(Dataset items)
** begin **
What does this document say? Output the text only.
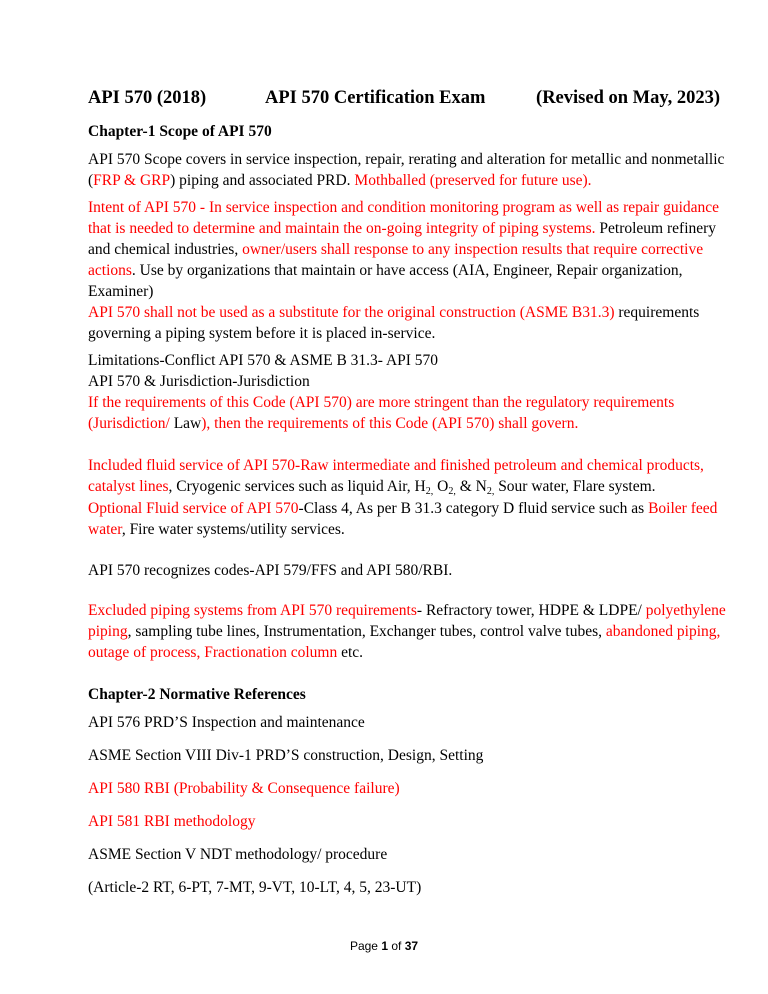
API 570 (2018)	API 570 Certification Exam	(Revised on May, 2023)

Chapter-1 Scope of API 570

API 570 Scope covers in service inspection, repair, rerating and alteration for metallic and nonmetallic (FRP & GRP) piping and associated PRD. Mothballed (preserved for future use).

Intent of API 570 - In service inspection and condition monitoring program as well as repair guidance that is needed to determine and maintain the on-going integrity of piping systems. Petroleum refinery and chemical industries, owner/users shall response to any inspection results that require corrective actions. Use by organizations that maintain or have access (AIA, Engineer, Repair organization, Examiner)

API 570 shall not be used as a substitute for the original construction (ASME B31.3) requirements governing a piping system before it is placed in-service.

Limitations-Conflict API 570 & ASME B 31.3- API 570
API 570 & Jurisdiction-Jurisdiction
If the requirements of this Code (API 570) are more stringent than the regulatory requirements (Jurisdiction/ Law), then the requirements of this Code (API 570) shall govern.

Included fluid service of API 570-Raw intermediate and finished petroleum and chemical products, catalyst lines, Cryogenic services such as liquid Air, $H_{2,}$ $O_{2,}$ & $N_{2,}$ Sour water, Flare system.

Optional Fluid service of API 570-Class 4, As per B 31.3 category D fluid service such as Boiler feed water, Fire water systems/utility services.

API 570 recognizes codes-API 579/FFS and API 580/RBI.

Excluded piping systems from API 570 requirements- Refractory tower, HDPE & LDPE/ polyethylene piping, sampling tube lines, Instrumentation, Exchanger tubes, control valve tubes, abandoned piping, outage of process, Fractionation column etc.

Chapter-2 Normative References

API 576 PRD’S Inspection and maintenance

ASME Section VIII Div-1 PRD’S construction, Design, Setting

API 580 RBI (Probability & Consequence failure)

API 581 RBI methodology

ASME Section V NDT methodology/ procedure

(Article-2 RT, 6-PT, 7-MT, 9-VT, 10-LT, 4, 5, 23-UT)

Page 1 of 37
** end **
- GIVEN TASK: From the listing above, copy every line that includes the word "systems".

- ANSWER TO THE PROBLEM:
Intent of API 570 - In service inspection and condition monitoring program as well as repair guidance that is needed to determine and maintain the on-going integrity of piping systems. Petroleum refinery and chemical industries, owner/users shall response to any inspection results that require corrective actions. Use by organizations that maintain or have access (AIA, Engineer, Repair organization, Examiner)
Optional Fluid service of API 570-Class 4, As per B 31.3 category D fluid service such as Boiler feed water, Fire water systems/utility services.
Excluded piping systems from API 570 requirements- Refractory tower, HDPE & LDPE/ polyethylene piping, sampling tube lines, Instrumentation, Exchanger tubes, control valve tubes, abandoned piping, outage of process, Fractionation column etc.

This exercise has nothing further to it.